Exercise data:
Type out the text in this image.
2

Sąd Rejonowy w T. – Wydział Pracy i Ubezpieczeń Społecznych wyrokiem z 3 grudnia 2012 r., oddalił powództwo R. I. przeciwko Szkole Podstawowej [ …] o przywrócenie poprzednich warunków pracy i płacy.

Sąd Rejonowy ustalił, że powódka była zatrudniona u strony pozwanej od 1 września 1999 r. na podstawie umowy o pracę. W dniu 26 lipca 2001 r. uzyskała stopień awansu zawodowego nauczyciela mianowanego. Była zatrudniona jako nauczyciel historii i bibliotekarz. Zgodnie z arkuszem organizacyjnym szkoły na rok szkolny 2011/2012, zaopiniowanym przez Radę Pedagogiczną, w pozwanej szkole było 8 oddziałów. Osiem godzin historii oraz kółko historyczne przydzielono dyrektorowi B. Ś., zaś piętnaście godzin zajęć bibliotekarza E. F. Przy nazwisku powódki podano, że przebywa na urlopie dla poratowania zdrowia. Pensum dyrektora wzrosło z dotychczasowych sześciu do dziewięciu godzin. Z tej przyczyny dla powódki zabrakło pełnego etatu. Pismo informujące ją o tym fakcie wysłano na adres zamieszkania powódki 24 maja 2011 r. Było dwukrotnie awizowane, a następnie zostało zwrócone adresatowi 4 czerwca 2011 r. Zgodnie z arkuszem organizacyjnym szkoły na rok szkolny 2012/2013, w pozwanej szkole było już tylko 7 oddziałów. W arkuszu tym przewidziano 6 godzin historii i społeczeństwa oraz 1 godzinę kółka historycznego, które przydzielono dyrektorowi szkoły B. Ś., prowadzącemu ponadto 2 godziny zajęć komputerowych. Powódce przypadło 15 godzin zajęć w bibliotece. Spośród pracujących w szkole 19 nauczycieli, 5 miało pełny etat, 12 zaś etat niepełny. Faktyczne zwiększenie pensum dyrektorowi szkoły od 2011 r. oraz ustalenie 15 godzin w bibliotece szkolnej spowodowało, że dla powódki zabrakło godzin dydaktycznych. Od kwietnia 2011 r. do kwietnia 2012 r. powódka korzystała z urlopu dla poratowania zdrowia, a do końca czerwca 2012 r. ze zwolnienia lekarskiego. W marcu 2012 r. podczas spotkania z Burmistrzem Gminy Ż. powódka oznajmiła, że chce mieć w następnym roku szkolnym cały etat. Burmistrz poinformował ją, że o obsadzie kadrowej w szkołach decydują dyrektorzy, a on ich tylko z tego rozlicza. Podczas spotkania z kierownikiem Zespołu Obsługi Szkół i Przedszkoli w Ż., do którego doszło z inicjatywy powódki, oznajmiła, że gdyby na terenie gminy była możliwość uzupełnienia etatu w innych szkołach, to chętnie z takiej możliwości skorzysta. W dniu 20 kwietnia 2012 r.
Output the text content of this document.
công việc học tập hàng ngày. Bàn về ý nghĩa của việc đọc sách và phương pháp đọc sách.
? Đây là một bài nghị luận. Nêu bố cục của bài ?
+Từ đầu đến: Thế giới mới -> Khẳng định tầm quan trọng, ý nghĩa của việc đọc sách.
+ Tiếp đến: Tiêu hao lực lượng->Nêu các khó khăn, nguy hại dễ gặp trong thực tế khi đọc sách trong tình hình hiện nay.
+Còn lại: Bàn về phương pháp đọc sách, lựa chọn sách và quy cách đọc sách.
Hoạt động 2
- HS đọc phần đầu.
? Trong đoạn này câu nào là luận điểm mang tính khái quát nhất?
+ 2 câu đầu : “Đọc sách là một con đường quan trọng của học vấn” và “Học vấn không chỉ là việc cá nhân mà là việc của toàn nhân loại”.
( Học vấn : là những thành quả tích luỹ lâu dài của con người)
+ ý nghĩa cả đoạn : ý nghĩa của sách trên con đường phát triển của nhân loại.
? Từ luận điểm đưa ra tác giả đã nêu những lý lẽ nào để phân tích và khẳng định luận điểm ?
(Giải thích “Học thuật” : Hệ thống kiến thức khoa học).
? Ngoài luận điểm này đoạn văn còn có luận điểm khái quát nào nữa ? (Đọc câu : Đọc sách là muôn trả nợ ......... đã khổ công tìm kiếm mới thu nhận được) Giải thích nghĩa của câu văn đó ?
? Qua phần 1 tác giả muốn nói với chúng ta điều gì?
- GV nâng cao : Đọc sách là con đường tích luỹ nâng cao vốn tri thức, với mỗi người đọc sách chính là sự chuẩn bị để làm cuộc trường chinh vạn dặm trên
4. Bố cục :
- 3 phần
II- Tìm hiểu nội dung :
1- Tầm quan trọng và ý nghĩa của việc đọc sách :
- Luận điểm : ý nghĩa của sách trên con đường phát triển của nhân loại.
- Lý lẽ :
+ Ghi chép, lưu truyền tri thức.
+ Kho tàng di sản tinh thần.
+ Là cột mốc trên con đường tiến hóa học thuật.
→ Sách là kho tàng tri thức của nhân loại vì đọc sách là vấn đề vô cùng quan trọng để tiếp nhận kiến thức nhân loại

Your instructions: Nothing should be left out: repeat all of the data exactly.

Response:
Type out the text in this image.
2

Sąd Rejonowy w T. – Wydział Pracy i Ubezpieczeń Społecznych wyrokiem z 3 grudnia 2012 r., oddalił powództwo R. I. przeciwko Szkole Podstawowej [ …] o przywrócenie poprzednich warunków pracy i płacy.

Sąd Rejonowy ustalił, że powódka była zatrudniona u strony pozwanej od 1 września 1999 r. na podstawie umowy o pracę. W dniu 26 lipca 2001 r. uzyskała stopień awansu zawodowego nauczyciela mianowanego. Była zatrudniona jako nauczyciel historii i bibliotekarz. Zgodnie z arkuszem organizacyjnym szkoły na rok szkolny 2011/2012, zaopiniowanym przez Radę Pedagogiczną, w pozwanej szkole było 8 oddziałów. Osiem godzin historii oraz kółko historyczne przydzielono dyrektorowi B. Ś., zaś piętnaście godzin zajęć bibliotekarza E. F. Przy nazwisku powódki podano, że przebywa na urlopie dla poratowania zdrowia. Pensum dyrektora wzrosło z dotychczasowych sześciu do dziewięciu godzin. Z tej przyczyny dla powódki zabrakło pełnego etatu. Pismo informujące ją o tym fakcie wysłano na adres zamieszkania powódki 24 maja 2011 r. Było dwukrotnie awizowane, a następnie zostało zwrócone adresatowi 4 czerwca 2011 r. Zgodnie z arkuszem organizacyjnym szkoły na rok szkolny 2012/2013, w pozwanej szkole było już tylko 7 oddziałów. W arkuszu tym przewidziano 6 godzin historii i społeczeństwa oraz 1 godzinę kółka historycznego, które przydzielono dyrektorowi szkoły B. Ś., prowadzącemu ponadto 2 godziny zajęć komputerowych. Powódce przypadło 15 godzin zajęć w bibliotece. Spośród pracujących w szkole 19 nauczycieli, 5 miało pełny etat, 12 zaś etat niepełny. Faktyczne zwiększenie pensum dyrektorowi szkoły od 2011 r. oraz ustalenie 15 godzin w bibliotece szkolnej spowodowało, że dla powódki zabrakło godzin dydaktycznych. Od kwietnia 2011 r. do kwietnia 2012 r. powódka korzystała z urlopu dla poratowania zdrowia, a do końca czerwca 2012 r. ze zwolnienia lekarskiego. W marcu 2012 r. podczas spotkania z Burmistrzem Gminy Ż. powódka oznajmiła, że chce mieć w następnym roku szkolnym cały etat. Burmistrz poinformował ją, że o obsadzie kadrowej w szkołach decydują dyrektorzy, a on ich tylko z tego rozlicza. Podczas spotkania z kierownikiem Zespołu Obsługi Szkół i Przedszkoli w Ż., do którego doszło z inicjatywy powódki, oznajmiła, że gdyby na terenie gminy była możliwość uzupełnienia etatu w innych szkołach, to chętnie z takiej możliwości skorzysta. W dniu 20 kwietnia 2012 r.
Output the text content of this document.
công việc học tập hàng ngày. Bàn về ý nghĩa của việc đọc sách và phương pháp đọc sách.
? Đây là một bài nghị luận. Nêu bố cục của bài ?
+Từ đầu đến: Thế giới mới -> Khẳng định tầm quan trọng, ý nghĩa của việc đọc sách.
+ Tiếp đến: Tiêu hao lực lượng->Nêu các khó khăn, nguy hại dễ gặp trong thực tế khi đọc sách trong tình hình hiện nay.
+Còn lại: Bàn về phương pháp đọc sách, lựa chọn sách và quy cách đọc sách.
Hoạt động 2
- HS đọc phần đầu.
? Trong đoạn này câu nào là luận điểm mang tính khái quát nhất?
+ 2 câu đầu : “Đọc sách là một con đường quan trọng của học vấn” và “Học vấn không chỉ là việc cá nhân mà là việc của toàn nhân loại”.
( Học vấn : là những thành quả tích luỹ lâu dài của con người)
+ ý nghĩa cả đoạn : ý nghĩa của sách trên con đường phát triển của nhân loại.
? Từ luận điểm đưa ra tác giả đã nêu những lý lẽ nào để phân tích và khẳng định luận điểm ?
(Giải thích “Học thuật” : Hệ thống kiến thức khoa học).
? Ngoài luận điểm này đoạn văn còn có luận điểm khái quát nào nữa ? (Đọc câu : Đọc sách là muôn trả nợ ......... đã khổ công tìm kiếm mới thu nhận được) Giải thích nghĩa của câu văn đó ?
? Qua phần 1 tác giả muốn nói với chúng ta điều gì?
- GV nâng cao : Đọc sách là con đường tích luỹ nâng cao vốn tri thức, với mỗi người đọc sách chính là sự chuẩn bị để làm cuộc trường chinh vạn dặm trên
4. Bố cục :
- 3 phần
II- Tìm hiểu nội dung :
1- Tầm quan trọng và ý nghĩa của việc đọc sách :
- Luận điểm : ý nghĩa của sách trên con đường phát triển của nhân loại.
- Lý lẽ :
+ Ghi chép, lưu truyền tri thức.
+ Kho tàng di sản tinh thần.
+ Là cột mốc trên con đường tiến hóa học thuật.
→ Sách là kho tàng tri thức của nhân loại vì đọc sách là vấn đề vô cùng quan trọng để tiếp nhận kiến thức nhân loại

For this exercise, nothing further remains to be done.